Data section →
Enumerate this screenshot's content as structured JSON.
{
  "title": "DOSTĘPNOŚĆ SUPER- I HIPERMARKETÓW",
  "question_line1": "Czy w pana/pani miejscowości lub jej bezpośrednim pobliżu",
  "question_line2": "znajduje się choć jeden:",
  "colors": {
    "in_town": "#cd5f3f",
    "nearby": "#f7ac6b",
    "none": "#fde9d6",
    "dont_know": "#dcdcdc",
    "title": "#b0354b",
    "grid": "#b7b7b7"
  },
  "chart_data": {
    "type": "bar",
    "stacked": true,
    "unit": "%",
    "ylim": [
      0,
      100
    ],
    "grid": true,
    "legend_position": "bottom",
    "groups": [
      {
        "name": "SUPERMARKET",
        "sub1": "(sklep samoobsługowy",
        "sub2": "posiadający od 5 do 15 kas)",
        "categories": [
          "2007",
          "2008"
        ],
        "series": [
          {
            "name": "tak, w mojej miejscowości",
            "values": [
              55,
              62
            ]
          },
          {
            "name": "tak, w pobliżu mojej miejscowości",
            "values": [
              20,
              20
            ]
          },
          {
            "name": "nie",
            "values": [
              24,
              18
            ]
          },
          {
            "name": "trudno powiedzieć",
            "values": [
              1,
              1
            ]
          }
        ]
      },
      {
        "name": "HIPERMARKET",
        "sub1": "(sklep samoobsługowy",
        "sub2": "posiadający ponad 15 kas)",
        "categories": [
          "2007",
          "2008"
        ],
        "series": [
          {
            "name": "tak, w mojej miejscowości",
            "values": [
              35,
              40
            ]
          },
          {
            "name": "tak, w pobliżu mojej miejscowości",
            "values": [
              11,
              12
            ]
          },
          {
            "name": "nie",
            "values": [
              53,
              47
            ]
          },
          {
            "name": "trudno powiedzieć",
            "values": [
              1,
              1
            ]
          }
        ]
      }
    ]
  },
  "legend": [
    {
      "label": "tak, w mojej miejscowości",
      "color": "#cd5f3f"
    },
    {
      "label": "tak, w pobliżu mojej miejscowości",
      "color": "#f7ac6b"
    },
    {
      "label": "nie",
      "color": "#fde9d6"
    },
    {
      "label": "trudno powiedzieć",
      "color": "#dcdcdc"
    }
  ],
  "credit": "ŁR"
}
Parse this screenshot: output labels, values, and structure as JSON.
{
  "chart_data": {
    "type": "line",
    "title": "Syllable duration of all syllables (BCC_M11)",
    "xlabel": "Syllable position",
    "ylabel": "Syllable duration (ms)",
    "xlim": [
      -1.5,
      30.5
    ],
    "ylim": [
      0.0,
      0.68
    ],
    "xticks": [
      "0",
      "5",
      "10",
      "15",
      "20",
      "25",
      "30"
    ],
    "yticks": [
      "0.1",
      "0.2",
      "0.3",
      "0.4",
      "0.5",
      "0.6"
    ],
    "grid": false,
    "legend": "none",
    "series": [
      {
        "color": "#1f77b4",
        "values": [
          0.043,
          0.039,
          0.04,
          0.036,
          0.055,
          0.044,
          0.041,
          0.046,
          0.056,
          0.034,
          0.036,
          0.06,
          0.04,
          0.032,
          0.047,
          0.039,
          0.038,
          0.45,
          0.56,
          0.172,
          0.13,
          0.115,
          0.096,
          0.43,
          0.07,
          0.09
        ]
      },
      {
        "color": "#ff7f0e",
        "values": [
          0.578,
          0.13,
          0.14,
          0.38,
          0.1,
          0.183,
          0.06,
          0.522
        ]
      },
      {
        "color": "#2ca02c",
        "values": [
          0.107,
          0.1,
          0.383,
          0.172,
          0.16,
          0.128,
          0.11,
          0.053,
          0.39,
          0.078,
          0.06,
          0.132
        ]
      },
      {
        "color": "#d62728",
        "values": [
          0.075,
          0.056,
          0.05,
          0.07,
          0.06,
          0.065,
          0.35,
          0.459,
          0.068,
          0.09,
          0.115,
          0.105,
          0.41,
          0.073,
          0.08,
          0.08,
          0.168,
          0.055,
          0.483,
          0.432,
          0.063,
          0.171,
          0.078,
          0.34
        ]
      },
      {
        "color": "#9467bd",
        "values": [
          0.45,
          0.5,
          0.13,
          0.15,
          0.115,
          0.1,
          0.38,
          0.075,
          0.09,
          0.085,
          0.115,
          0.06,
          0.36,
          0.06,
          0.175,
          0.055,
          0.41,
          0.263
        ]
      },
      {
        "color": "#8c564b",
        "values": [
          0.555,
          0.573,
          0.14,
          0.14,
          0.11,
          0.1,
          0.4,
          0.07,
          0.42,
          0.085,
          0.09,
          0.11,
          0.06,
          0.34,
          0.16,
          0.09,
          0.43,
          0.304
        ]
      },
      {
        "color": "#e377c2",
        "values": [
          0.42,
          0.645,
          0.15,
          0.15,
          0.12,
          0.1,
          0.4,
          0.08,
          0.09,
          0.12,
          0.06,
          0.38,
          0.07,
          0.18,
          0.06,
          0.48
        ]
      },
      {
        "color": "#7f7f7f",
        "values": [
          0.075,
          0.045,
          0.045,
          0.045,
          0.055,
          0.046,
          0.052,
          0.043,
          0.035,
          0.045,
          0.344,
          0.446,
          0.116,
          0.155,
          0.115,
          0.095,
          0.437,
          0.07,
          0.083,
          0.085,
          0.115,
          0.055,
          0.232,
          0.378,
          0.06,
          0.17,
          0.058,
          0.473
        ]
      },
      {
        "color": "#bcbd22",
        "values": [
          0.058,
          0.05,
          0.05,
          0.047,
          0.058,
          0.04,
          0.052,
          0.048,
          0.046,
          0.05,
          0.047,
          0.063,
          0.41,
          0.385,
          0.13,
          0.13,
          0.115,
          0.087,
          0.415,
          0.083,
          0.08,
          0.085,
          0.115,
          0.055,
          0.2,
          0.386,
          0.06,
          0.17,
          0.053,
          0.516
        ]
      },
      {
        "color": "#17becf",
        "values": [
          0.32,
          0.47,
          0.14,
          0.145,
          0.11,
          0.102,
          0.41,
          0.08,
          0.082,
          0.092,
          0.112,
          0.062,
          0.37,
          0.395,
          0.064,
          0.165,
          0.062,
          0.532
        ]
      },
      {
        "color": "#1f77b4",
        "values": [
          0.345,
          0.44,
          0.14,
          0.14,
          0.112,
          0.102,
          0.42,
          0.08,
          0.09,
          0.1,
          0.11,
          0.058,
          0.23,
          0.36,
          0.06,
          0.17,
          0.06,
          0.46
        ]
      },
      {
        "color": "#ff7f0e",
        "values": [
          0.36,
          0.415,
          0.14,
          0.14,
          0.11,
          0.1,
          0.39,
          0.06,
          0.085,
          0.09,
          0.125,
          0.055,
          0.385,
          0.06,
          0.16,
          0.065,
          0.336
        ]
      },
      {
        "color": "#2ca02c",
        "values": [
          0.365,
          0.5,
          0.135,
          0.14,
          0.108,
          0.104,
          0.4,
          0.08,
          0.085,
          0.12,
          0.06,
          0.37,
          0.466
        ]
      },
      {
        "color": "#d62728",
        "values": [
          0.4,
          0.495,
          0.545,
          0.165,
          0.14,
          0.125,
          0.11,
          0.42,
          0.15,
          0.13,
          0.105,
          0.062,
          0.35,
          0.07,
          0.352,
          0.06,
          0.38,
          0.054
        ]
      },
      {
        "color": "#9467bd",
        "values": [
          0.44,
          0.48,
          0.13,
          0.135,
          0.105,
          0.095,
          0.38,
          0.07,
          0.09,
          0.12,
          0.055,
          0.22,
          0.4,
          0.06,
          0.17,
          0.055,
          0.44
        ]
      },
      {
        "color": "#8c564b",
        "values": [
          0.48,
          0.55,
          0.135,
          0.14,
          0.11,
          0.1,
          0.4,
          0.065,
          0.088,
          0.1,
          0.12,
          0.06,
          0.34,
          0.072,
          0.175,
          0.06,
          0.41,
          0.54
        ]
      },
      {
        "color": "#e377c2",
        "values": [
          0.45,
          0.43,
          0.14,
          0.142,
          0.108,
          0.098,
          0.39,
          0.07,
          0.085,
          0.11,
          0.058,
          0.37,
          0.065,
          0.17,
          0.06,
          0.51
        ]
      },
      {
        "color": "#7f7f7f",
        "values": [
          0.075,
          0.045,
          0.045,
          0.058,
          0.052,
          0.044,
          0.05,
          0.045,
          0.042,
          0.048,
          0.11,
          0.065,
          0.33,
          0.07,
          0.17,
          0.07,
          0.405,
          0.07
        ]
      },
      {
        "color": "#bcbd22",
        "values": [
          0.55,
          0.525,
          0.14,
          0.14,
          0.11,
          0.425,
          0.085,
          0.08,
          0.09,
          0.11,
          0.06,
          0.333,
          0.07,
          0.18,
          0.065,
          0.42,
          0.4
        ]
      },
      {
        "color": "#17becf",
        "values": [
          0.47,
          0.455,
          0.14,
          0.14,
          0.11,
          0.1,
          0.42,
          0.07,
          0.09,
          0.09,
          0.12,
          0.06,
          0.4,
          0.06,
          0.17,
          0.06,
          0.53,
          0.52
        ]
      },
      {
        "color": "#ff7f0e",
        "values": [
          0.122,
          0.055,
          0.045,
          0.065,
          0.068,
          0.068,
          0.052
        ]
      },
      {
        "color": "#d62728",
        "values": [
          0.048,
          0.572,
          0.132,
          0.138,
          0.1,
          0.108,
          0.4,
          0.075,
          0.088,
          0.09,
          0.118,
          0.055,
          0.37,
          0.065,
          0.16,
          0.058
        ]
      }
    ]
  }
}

Objective → Return each line that includes "title".

Exercise output →
  "title": "DOSTĘPNOŚĆ SUPER- I HIPERMARKETÓW",
    "title": "#b0354b",
    "title": "Syllable duration of all syllables (BCC_M11)",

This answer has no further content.